• _EXTRACTED MATERIAL_:
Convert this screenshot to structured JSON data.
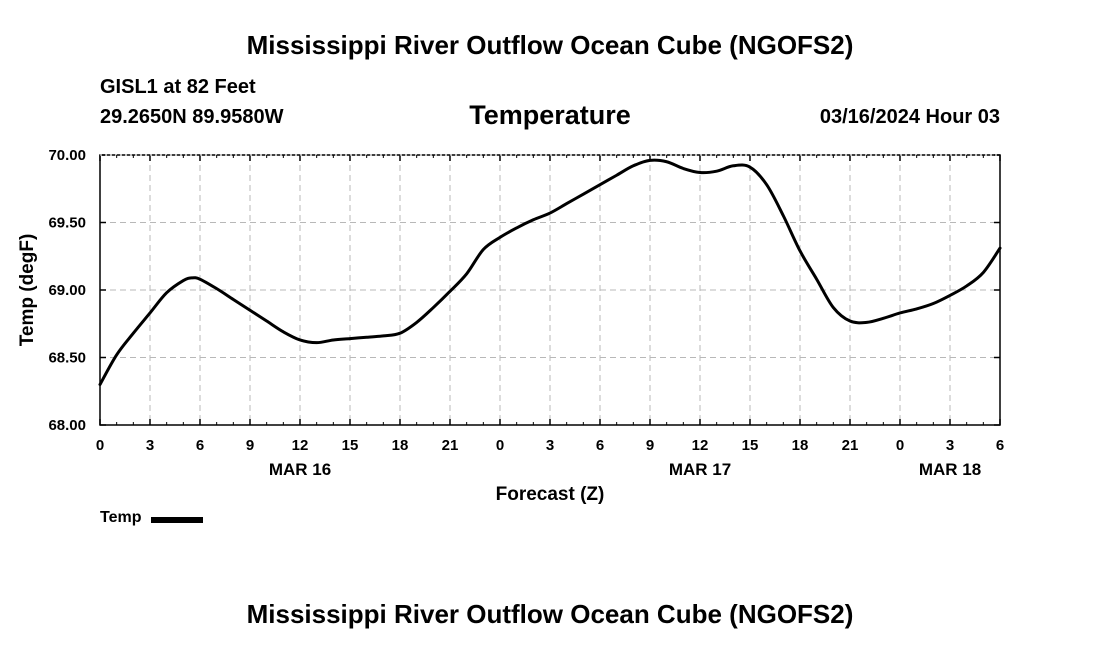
{
  "header": {
    "title": "Mississippi River Outflow Ocean Cube (NGOFS2)",
    "station": "GISL1 at 82 Feet",
    "coordinates": "29.2650N  89.9580W",
    "variable": "Temperature",
    "datetime": "03/16/2024 Hour 03"
  },
  "footer": {
    "title": "Mississippi River Outflow Ocean Cube (NGOFS2)"
  },
  "legend": {
    "label": "Temp",
    "color": "#000000"
  },
  "chart_data": {
    "type": "line",
    "title": "Temperature",
    "xlabel": "Forecast (Z)",
    "ylabel": "Temp (degF)",
    "xlim": [
      0,
      54
    ],
    "ylim": [
      68.0,
      70.0
    ],
    "grid": true,
    "legend_position": "bottom-left",
    "x_ticks": [
      0,
      3,
      6,
      9,
      12,
      15,
      18,
      21,
      24,
      27,
      30,
      33,
      36,
      39,
      42,
      45,
      48,
      51,
      54
    ],
    "x_tick_labels": [
      "0",
      "3",
      "6",
      "9",
      "12",
      "15",
      "18",
      "21",
      "0",
      "3",
      "6",
      "9",
      "12",
      "15",
      "18",
      "21",
      "0",
      "3",
      "6"
    ],
    "date_labels": [
      {
        "x": 12,
        "label": "MAR 16"
      },
      {
        "x": 36,
        "label": "MAR 17"
      },
      {
        "x": 51,
        "label": "MAR 18"
      }
    ],
    "y_ticks": [
      68.0,
      68.5,
      69.0,
      69.5,
      70.0
    ],
    "y_tick_labels": [
      "68.00",
      "68.50",
      "69.00",
      "69.50",
      "70.00"
    ],
    "series": [
      {
        "name": "Temp",
        "color": "#000000",
        "x": [
          0,
          1,
          2,
          3,
          4,
          5,
          5.5,
          6,
          7,
          8,
          9,
          10,
          11,
          12,
          13,
          14,
          15,
          16,
          17,
          18,
          19,
          20,
          21,
          22,
          23,
          24,
          25,
          26,
          27,
          28,
          29,
          30,
          31,
          32,
          33,
          34,
          35,
          36,
          37,
          38,
          39,
          40,
          41,
          42,
          43,
          44,
          45,
          46,
          47,
          48,
          49,
          50,
          51,
          52,
          53,
          54
        ],
        "values": [
          68.3,
          68.52,
          68.68,
          68.83,
          68.98,
          69.07,
          69.09,
          69.08,
          69.01,
          68.93,
          68.85,
          68.77,
          68.69,
          68.63,
          68.61,
          68.63,
          68.64,
          68.65,
          68.66,
          68.68,
          68.76,
          68.87,
          68.99,
          69.12,
          69.3,
          69.39,
          69.46,
          69.52,
          69.57,
          69.64,
          69.71,
          69.78,
          69.85,
          69.92,
          69.96,
          69.95,
          69.9,
          69.87,
          69.88,
          69.92,
          69.91,
          69.78,
          69.55,
          69.29,
          69.08,
          68.87,
          68.77,
          68.76,
          68.79,
          68.83,
          68.86,
          68.9,
          68.96,
          69.03,
          69.13,
          69.31
        ]
      }
    ]
  }
}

• _WHAT YOU HAVE TO DO_:
Write out all the entries word for word, but skip any images.

• _COMPLETE ANSWER_:
Convert this screenshot to structured JSON data.
{
  "header": {
    "title": "Mississippi River Outflow Ocean Cube (NGOFS2)",
    "station": "GISL1 at 82 Feet",
    "coordinates": "29.2650N  89.9580W",
    "variable": "Temperature",
    "datetime": "03/16/2024 Hour 03"
  },
  "footer": {
    "title": "Mississippi River Outflow Ocean Cube (NGOFS2)"
  },
  "legend": {
    "label": "Temp",
    "color": "#000000"
  },
  "chart_data": {
    "type": "line",
    "title": "Temperature",
    "xlabel": "Forecast (Z)",
    "ylabel": "Temp (degF)",
    "xlim": [
      0,
      54
    ],
    "ylim": [
      68.0,
      70.0
    ],
    "grid": true,
    "legend_position": "bottom-left",
    "x_ticks": [
      0,
      3,
      6,
      9,
      12,
      15,
      18,
      21,
      24,
      27,
      30,
      33,
      36,
      39,
      42,
      45,
      48,
      51,
      54
    ],
    "x_tick_labels": [
      "0",
      "3",
      "6",
      "9",
      "12",
      "15",
      "18",
      "21",
      "0",
      "3",
      "6",
      "9",
      "12",
      "15",
      "18",
      "21",
      "0",
      "3",
      "6"
    ],
    "date_labels": [
      {
        "x": 12,
        "label": "MAR 16"
      },
      {
        "x": 36,
        "label": "MAR 17"
      },
      {
        "x": 51,
        "label": "MAR 18"
      }
    ],
    "y_ticks": [
      68.0,
      68.5,
      69.0,
      69.5,
      70.0
    ],
    "y_tick_labels": [
      "68.00",
      "68.50",
      "69.00",
      "69.50",
      "70.00"
    ],
    "series": [
      {
        "name": "Temp",
        "color": "#000000",
        "x": [
          0,
          1,
          2,
          3,
          4,
          5,
          5.5,
          6,
          7,
          8,
          9,
          10,
          11,
          12,
          13,
          14,
          15,
          16,
          17,
          18,
          19,
          20,
          21,
          22,
          23,
          24,
          25,
          26,
          27,
          28,
          29,
          30,
          31,
          32,
          33,
          34,
          35,
          36,
          37,
          38,
          39,
          40,
          41,
          42,
          43,
          44,
          45,
          46,
          47,
          48,
          49,
          50,
          51,
          52,
          53,
          54
        ],
        "values": [
          68.3,
          68.52,
          68.68,
          68.83,
          68.98,
          69.07,
          69.09,
          69.08,
          69.01,
          68.93,
          68.85,
          68.77,
          68.69,
          68.63,
          68.61,
          68.63,
          68.64,
          68.65,
          68.66,
          68.68,
          68.76,
          68.87,
          68.99,
          69.12,
          69.3,
          69.39,
          69.46,
          69.52,
          69.57,
          69.64,
          69.71,
          69.78,
          69.85,
          69.92,
          69.96,
          69.95,
          69.9,
          69.87,
          69.88,
          69.92,
          69.91,
          69.78,
          69.55,
          69.29,
          69.08,
          68.87,
          68.77,
          68.76,
          68.79,
          68.83,
          68.86,
          68.9,
          68.96,
          69.03,
          69.13,
          69.31
        ]
      }
    ]
  }
}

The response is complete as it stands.